Instructions for the task:
Can you copy out the data exactly? Leave the images out.

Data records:
****
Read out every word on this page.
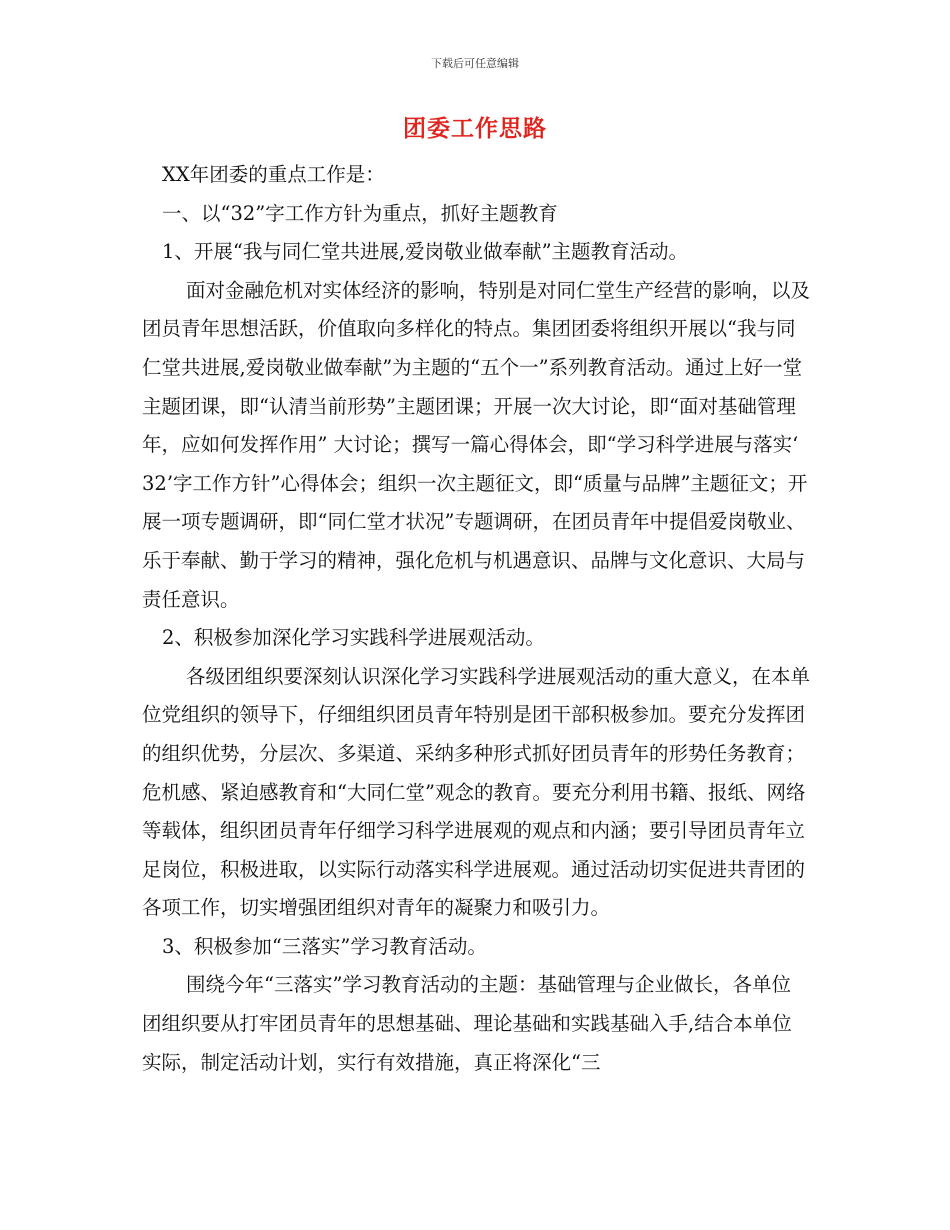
下载后可任意编辑
团委工作思路

XX年团委的重点工作是：

一、以“32”字工作方针为重点，抓好主题教育

1、开展“我与同仁堂共进展,爱岗敬业做奉献”主题教育活动。

面对金融危机对实体经济的影响，特别是对同仁堂生产经营的影响，以及团员青年思想活跃，价值取向多样化的特点。集团团委将组织开展以“我与同仁堂共进展,爱岗敬业做奉献”为主题的“五个一”系列教育活动。通过上好一堂主题团课，即“认清当前形势”主题团课；开展一次大讨论，即“面对基础管理年，应如何发挥作用” 大讨论；撰写一篇心得体会，即“学习科学进展与落实‘32’字工作方针”心得体会；组织一次主题征文，即“质量与品牌”主题征文；开展一项专题调研，即“同仁堂才状况”专题调研，在团员青年中提倡爱岗敬业、乐于奉献、勤于学习的精神，强化危机与机遇意识、品牌与文化意识、大局与责任意识。

2、积极参加深化学习实践科学进展观活动。

各级团组织要深刻认识深化学习实践科学进展观活动的重大意义，在本单位党组织的领导下，仔细组织团员青年特别是团干部积极参加。要充分发挥团的组织优势，分层次、多渠道、采纳多种形式抓好团员青年的形势任务教育；危机感、紧迫感教育和“大同仁堂”观念的教育。要充分利用书籍、报纸、网络等载体，组织团员青年仔细学习科学进展观的观点和内涵；要引导团员青年立足岗位，积极进取，以实际行动落实科学进展观。通过活动切实促进共青团的各项工作，切实增强团组织对青年的凝聚力和吸引力。

3、积极参加“三落实”学习教育活动。

围绕今年“三落实”学习教育活动的主题：基础管理与企业做长，各单位团组织要从打牢团员青年的思想基础、理论基础和实践基础入手,结合本单位实际，制定活动计划，实行有效措施，真正将深化“三
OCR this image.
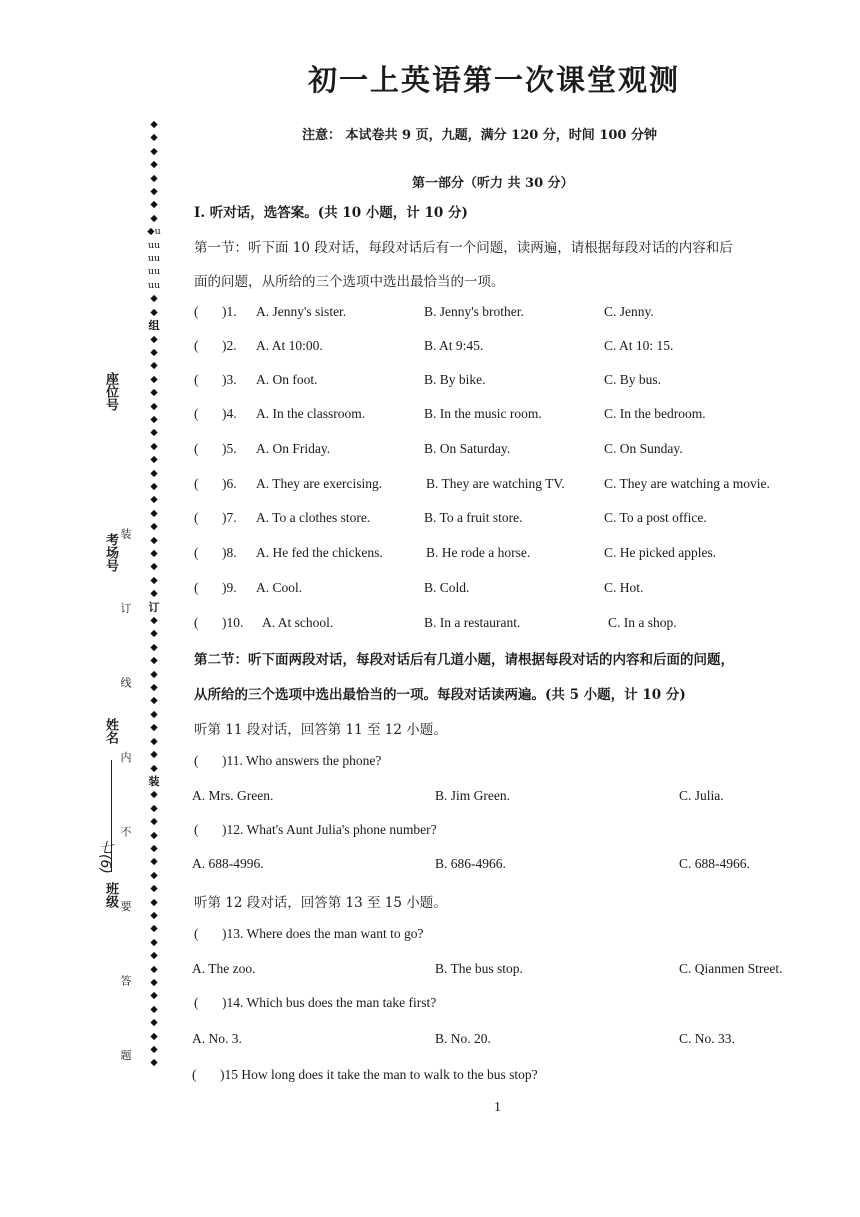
初一上英语第一次课堂观测
注意： 本试卷共 9 页，九题，满分 120 分，时间 100 分钟
第一部分（听力 共 30 分）
I. 听对话，选答案。(共 10 小题，计 10 分)
第一节：听下面 10 段对话，每段对话后有一个问题，读两遍，请根据每段对话的内容和后
面的问题，从所给的三个选项中选出最恰当的一项。
( )1. A. Jenny's sister.	B. Jenny's brother.	C. Jenny.
( )2. A. At 10:00.	B. At 9:45.	C. At 10: 15.
( )3. A. On foot.	B. By bike.	C. By bus.
( )4. A. In the classroom.	B. In the music room.	C. In the bedroom.
( )5. A. On Friday.	B. On Saturday.	C. On Sunday.
( )6. A. They are exercising.	B. They are watching TV.	C. They are watching a movie.
( )7. A. To a clothes store.	B. To a fruit store.	C. To a post office.
( )8. A. He fed the chickens.	B. He rode a horse.	C. He picked apples.
( )9. A. Cool.	B. Cold.	C. Hot.
( )10. A. At school.	B. In a restaurant.	C. In a shop.
第二节：听下面两段对话，每段对话后有几道小题，请根据每段对话的内容和后面的问题，
从所给的三个选项中选出最恰当的一项。每段对话读两遍。(共 5 小题，计 10 分)
听第 11 段对话，回答第 11 至 12 小题。
( )11. Who answers the phone?
A. Mrs. Green.	B. Jim Green.	C. Julia.
( )12. What's Aunt Julia's phone number?
A. 688-4996.	B. 686-4966.	C. 688-4966.
听第 12 段对话，回答第 13 至 15 小题。
( )13. Where does the man want to go?
A. The zoo.	B. The bus stop.	C. Qianmen Street.
( )14. Which bus does the man take first?
A. No. 3.	B. No. 20.	C. No. 33.
( )15 How long does it take the man to walk to the bus stop?
1
◆◆◆◆◆◆◆◆◆uuuuuuuuu◆◆
组
◆◆◆◆◆◆◆◆◆◆◆◆◆◆◆◆◆◆◆◆
订
◆◆◆◆◆◆◆◆◆◆◆◆
装
◆◆◆◆◆◆◆◆◆◆◆◆◆◆◆◆◆◆◆◆◆
装 订 线 内 不 要 答 题
座位号
考场号
姓名
七(6)
班级
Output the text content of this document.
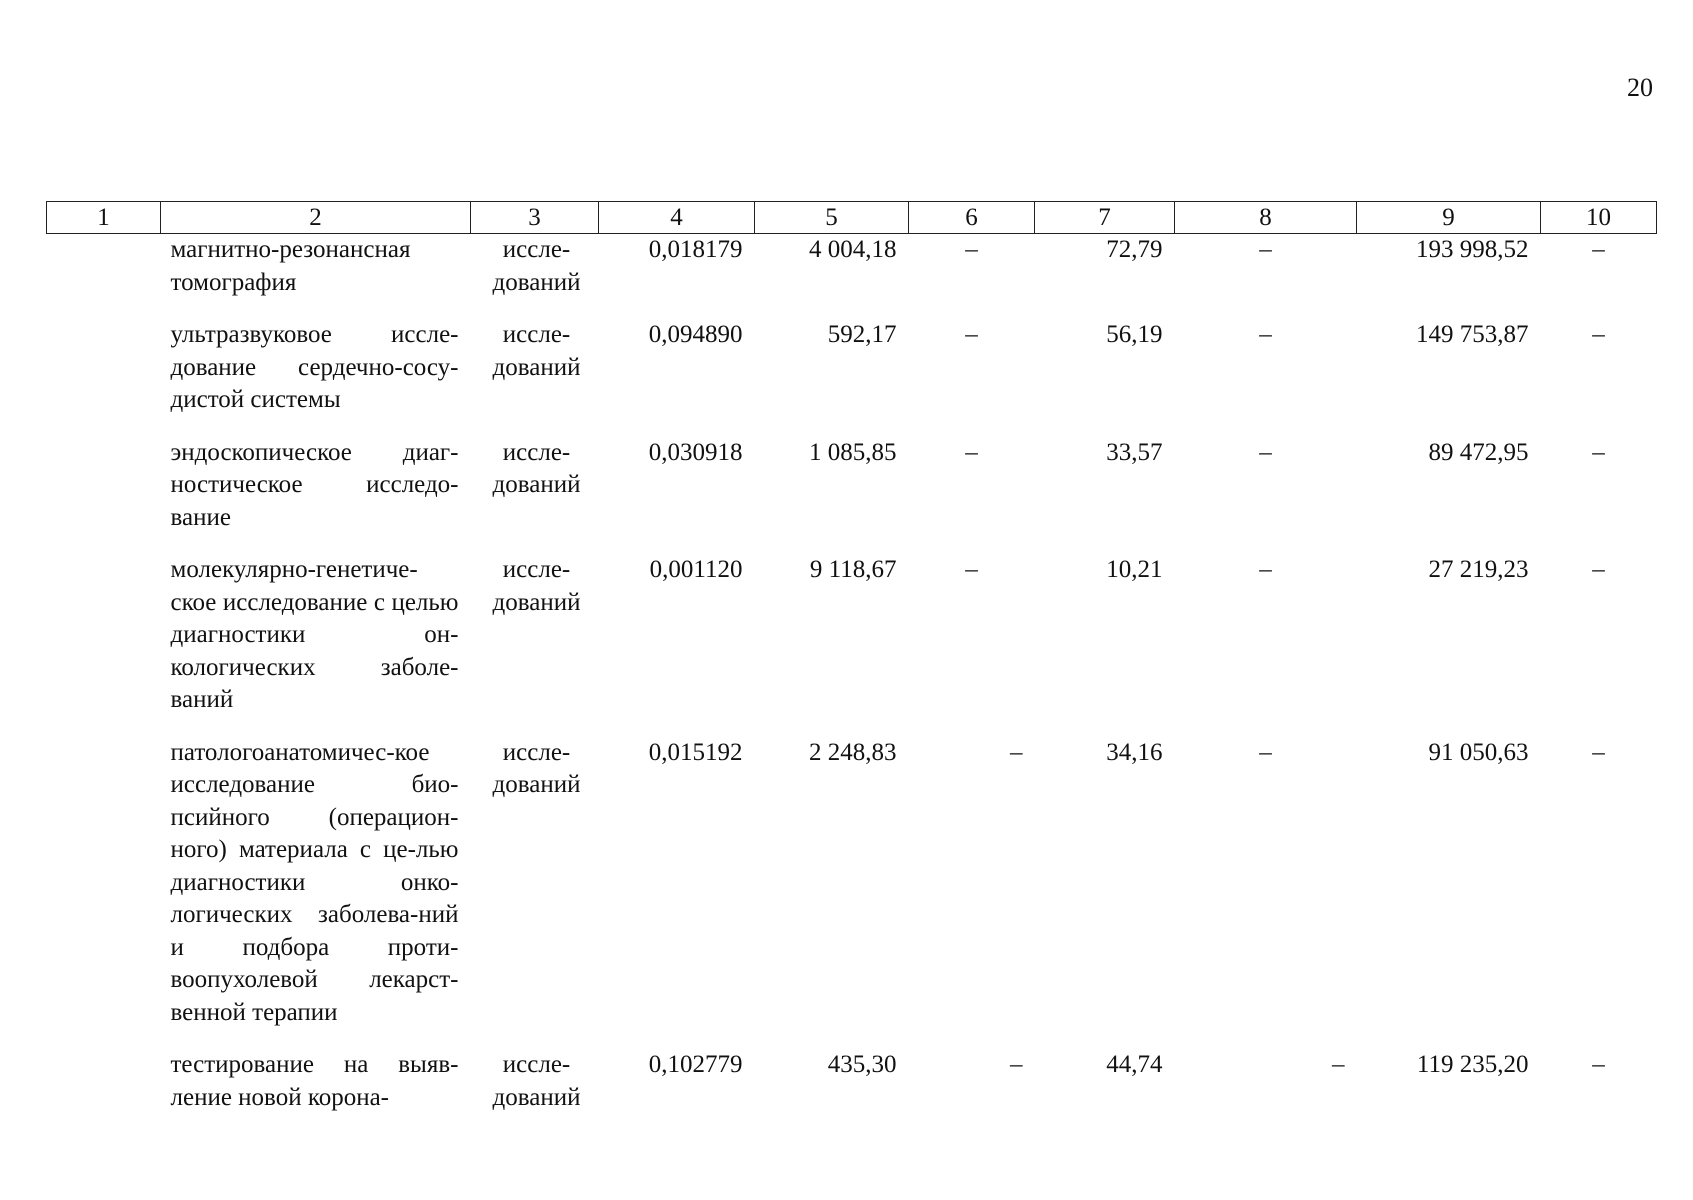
20
1	2	3	4	5	6	7	8	9	10
	магнитно-резонансная томография	иссле-дований	0,018179	4 004,18	–	72,79	–	193 998,52	–
	ультразвуковое иссле-дование сердечно-сосу-дистой системы	иссле-дований	0,094890	592,17	–	56,19	–	149 753,87	–
	эндоскопическое диаг-ностическое исследо-вание	иссле-дований	0,030918	1 085,85	–	33,57	–	89 472,95	–
	молекулярно-генетиче-ское исследование с целью диагностики он-кологических заболе-ваний	иссле-дований	0,001120	9 118,67	–	10,21	–	27 219,23	–
	патологоанатомичес-кое исследование био-псийного (операцион-ного) материала с це-лью диагностики онко-логических заболева-ний и подбора проти-воопухолевой лекарст-венной терапии	иссле-дований	0,015192	2 248,83	–	34,16	–	91 050,63	–
	тестирование на выяв-ление новой корона-	иссле-дований	0,102779	435,30	–	44,74	–	119 235,20	–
****
Result of this task:
Read out every word on this page.
下载后可任意编辑
团委工作思路

XX年团委的重点工作是：

一、以“32”字工作方针为重点，抓好主题教育

1、开展“我与同仁堂共进展,爱岗敬业做奉献”主题教育活动。

面对金融危机对实体经济的影响，特别是对同仁堂生产经营的影响，以及团员青年思想活跃，价值取向多样化的特点。集团团委将组织开展以“我与同仁堂共进展,爱岗敬业做奉献”为主题的“五个一”系列教育活动。通过上好一堂主题团课，即“认清当前形势”主题团课；开展一次大讨论，即“面对基础管理年，应如何发挥作用” 大讨论；撰写一篇心得体会，即“学习科学进展与落实‘32’字工作方针”心得体会；组织一次主题征文，即“质量与品牌”主题征文；开展一项专题调研，即“同仁堂才状况”专题调研，在团员青年中提倡爱岗敬业、乐于奉献、勤于学习的精神，强化危机与机遇意识、品牌与文化意识、大局与责任意识。

2、积极参加深化学习实践科学进展观活动。

各级团组织要深刻认识深化学习实践科学进展观活动的重大意义，在本单位党组织的领导下，仔细组织团员青年特别是团干部积极参加。要充分发挥团的组织优势，分层次、多渠道、采纳多种形式抓好团员青年的形势任务教育；危机感、紧迫感教育和“大同仁堂”观念的教育。要充分利用书籍、报纸、网络等载体，组织团员青年仔细学习科学进展观的观点和内涵；要引导团员青年立足岗位，积极进取，以实际行动落实科学进展观。通过活动切实促进共青团的各项工作，切实增强团组织对青年的凝聚力和吸引力。

3、积极参加“三落实”学习教育活动。

围绕今年“三落实”学习教育活动的主题：基础管理与企业做长，各单位团组织要从打牢团员青年的思想基础、理论基础和实践基础入手,结合本单位实际，制定活动计划，实行有效措施，真正将深化“三
OCR this image.
初一上英语第一次课堂观测
注意： 本试卷共 9 页，九题，满分 120 分，时间 100 分钟
第一部分（听力 共 30 分）
I. 听对话，选答案。(共 10 小题，计 10 分)
第一节：听下面 10 段对话，每段对话后有一个问题，读两遍，请根据每段对话的内容和后
面的问题，从所给的三个选项中选出最恰当的一项。
( )1. A. Jenny's sister.	B. Jenny's brother.	C. Jenny.
( )2. A. At 10:00.	B. At 9:45.	C. At 10: 15.
( )3. A. On foot.	B. By bike.	C. By bus.
( )4. A. In the classroom.	B. In the music room.	C. In the bedroom.
( )5. A. On Friday.	B. On Saturday.	C. On Sunday.
( )6. A. They are exercising.	B. They are watching TV.	C. They are watching a movie.
( )7. A. To a clothes store.	B. To a fruit store.	C. To a post office.
( )8. A. He fed the chickens.	B. He rode a horse.	C. He picked apples.
( )9. A. Cool.	B. Cold.	C. Hot.
( )10. A. At school.	B. In a restaurant.	C. In a shop.
第二节：听下面两段对话，每段对话后有几道小题，请根据每段对话的内容和后面的问题，
从所给的三个选项中选出最恰当的一项。每段对话读两遍。(共 5 小题，计 10 分)
听第 11 段对话，回答第 11 至 12 小题。
( )11. Who answers the phone?
A. Mrs. Green.	B. Jim Green.	C. Julia.
( )12. What's Aunt Julia's phone number?
A. 688-4996.	B. 686-4966.	C. 688-4966.
听第 12 段对话，回答第 13 至 15 小题。
( )13. Where does the man want to go?
A. The zoo.	B. The bus stop.	C. Qianmen Street.
( )14. Which bus does the man take first?
A. No. 3.	B. No. 20.	C. No. 33.
( )15 How long does it take the man to walk to the bus stop?
1
◆◆◆◆◆◆◆◆◆uuuuuuuuu◆◆
组
◆◆◆◆◆◆◆◆◆◆◆◆◆◆◆◆◆◆◆◆
订
◆◆◆◆◆◆◆◆◆◆◆◆
装
◆◆◆◆◆◆◆◆◆◆◆◆◆◆◆◆◆◆◆◆◆
装 订 线 内 不 要 答 题
座位号
考场号
姓名
七(6)
班级
Output the text content of this document.
20
1	2	3	4	5	6	7	8	9	10
	магнитно-резонансная томография	иссле-дований	0,018179	4 004,18	–	72,79	–	193 998,52	–
	ультразвуковое иссле-дование сердечно-сосу-дистой системы	иссле-дований	0,094890	592,17	–	56,19	–	149 753,87	–
	эндоскопическое диаг-ностическое исследо-вание	иссле-дований	0,030918	1 085,85	–	33,57	–	89 472,95	–
	молекулярно-генетиче-ское исследование с целью диагностики он-кологических заболе-ваний	иссле-дований	0,001120	9 118,67	–	10,21	–	27 219,23	–
	патологоанатомичес-кое исследование био-псийного (операцион-ного) материала с це-лью диагностики онко-логических заболева-ний и подбора проти-воопухолевой лекарст-венной терапии	иссле-дований	0,015192	2 248,83	–	34,16	–	91 050,63	–
	тестирование на выяв-ление новой корона-	иссле-дований	0,102779	435,30	–	44,74	–	119 235,20	–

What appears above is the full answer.